#### [SHORT PROBLEM]
Take every line from the material that has the word "avatar" in it.

#### [INPUT FOR THIS TASK]
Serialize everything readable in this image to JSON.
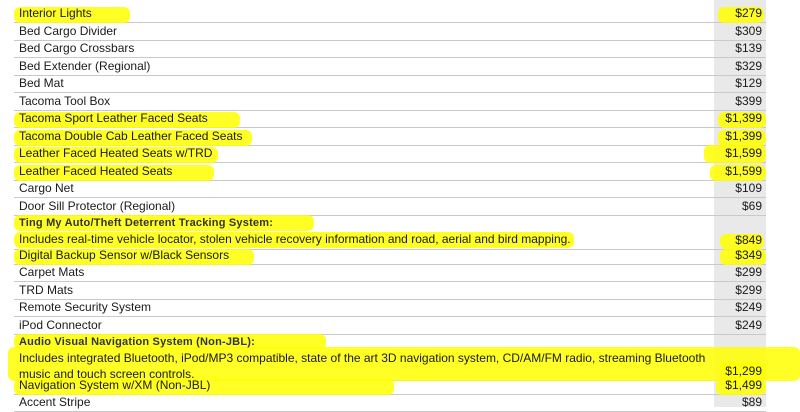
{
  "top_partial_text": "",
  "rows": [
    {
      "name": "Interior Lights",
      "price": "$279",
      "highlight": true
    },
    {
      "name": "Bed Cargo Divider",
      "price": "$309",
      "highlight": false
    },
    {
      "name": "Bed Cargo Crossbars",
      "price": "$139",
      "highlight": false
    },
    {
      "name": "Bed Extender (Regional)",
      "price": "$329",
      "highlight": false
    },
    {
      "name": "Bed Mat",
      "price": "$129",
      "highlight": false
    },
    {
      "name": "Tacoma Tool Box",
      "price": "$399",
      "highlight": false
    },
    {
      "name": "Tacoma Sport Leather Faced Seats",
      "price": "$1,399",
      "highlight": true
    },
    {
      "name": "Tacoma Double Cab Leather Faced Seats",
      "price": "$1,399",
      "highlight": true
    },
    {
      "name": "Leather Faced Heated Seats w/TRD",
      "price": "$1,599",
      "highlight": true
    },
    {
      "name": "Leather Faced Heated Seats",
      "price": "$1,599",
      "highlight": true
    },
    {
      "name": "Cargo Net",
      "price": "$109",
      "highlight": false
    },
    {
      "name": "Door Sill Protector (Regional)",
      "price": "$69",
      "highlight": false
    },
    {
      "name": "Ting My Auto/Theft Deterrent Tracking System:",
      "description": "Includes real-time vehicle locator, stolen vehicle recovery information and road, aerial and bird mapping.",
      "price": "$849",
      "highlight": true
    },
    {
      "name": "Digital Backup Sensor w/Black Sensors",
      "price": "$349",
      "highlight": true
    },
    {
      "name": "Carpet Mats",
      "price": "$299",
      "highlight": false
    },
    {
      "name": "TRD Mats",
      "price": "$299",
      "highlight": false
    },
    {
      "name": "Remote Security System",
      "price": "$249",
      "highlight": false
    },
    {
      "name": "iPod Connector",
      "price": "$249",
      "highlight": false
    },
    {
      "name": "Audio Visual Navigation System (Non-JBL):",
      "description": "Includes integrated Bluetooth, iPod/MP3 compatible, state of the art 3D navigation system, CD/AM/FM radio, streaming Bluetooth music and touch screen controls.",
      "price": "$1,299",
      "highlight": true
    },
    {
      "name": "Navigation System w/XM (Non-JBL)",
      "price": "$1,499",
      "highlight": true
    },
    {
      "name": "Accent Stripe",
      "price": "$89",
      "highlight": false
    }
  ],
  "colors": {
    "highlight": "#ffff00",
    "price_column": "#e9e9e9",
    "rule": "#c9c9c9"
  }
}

--

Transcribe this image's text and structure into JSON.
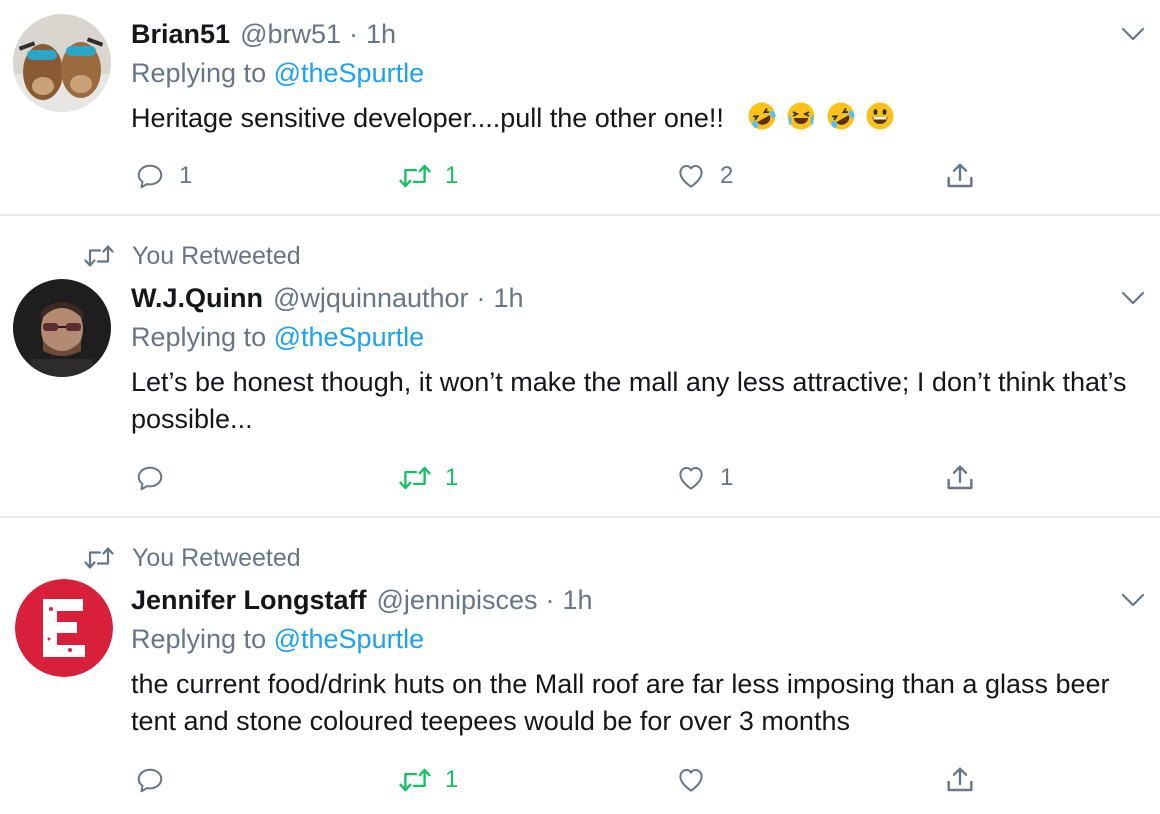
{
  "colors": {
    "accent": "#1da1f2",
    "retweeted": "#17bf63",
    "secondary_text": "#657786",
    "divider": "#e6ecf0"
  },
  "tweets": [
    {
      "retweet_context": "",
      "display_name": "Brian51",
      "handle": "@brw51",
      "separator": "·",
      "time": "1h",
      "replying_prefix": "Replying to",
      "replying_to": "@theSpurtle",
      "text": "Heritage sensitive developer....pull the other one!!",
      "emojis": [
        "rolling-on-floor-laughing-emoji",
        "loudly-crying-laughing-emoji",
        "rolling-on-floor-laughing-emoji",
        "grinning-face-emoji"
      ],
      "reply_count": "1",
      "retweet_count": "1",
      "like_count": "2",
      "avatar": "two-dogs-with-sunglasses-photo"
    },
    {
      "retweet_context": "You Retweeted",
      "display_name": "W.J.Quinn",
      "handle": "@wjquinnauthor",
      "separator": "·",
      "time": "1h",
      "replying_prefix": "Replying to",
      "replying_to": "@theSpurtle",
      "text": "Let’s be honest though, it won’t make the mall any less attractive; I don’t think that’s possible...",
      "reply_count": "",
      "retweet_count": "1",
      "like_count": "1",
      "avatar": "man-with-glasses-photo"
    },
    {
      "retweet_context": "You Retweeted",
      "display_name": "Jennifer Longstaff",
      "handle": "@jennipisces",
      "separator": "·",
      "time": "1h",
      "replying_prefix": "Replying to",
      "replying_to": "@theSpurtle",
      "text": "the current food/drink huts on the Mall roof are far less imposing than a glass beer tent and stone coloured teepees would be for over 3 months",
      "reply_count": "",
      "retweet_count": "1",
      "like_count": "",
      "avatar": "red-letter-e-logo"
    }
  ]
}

#### [ANSWER TO THIS TASK]
      "avatar": "two-dogs-with-sunglasses-photo"
      "avatar": "man-with-glasses-photo"
      "avatar": "red-letter-e-logo"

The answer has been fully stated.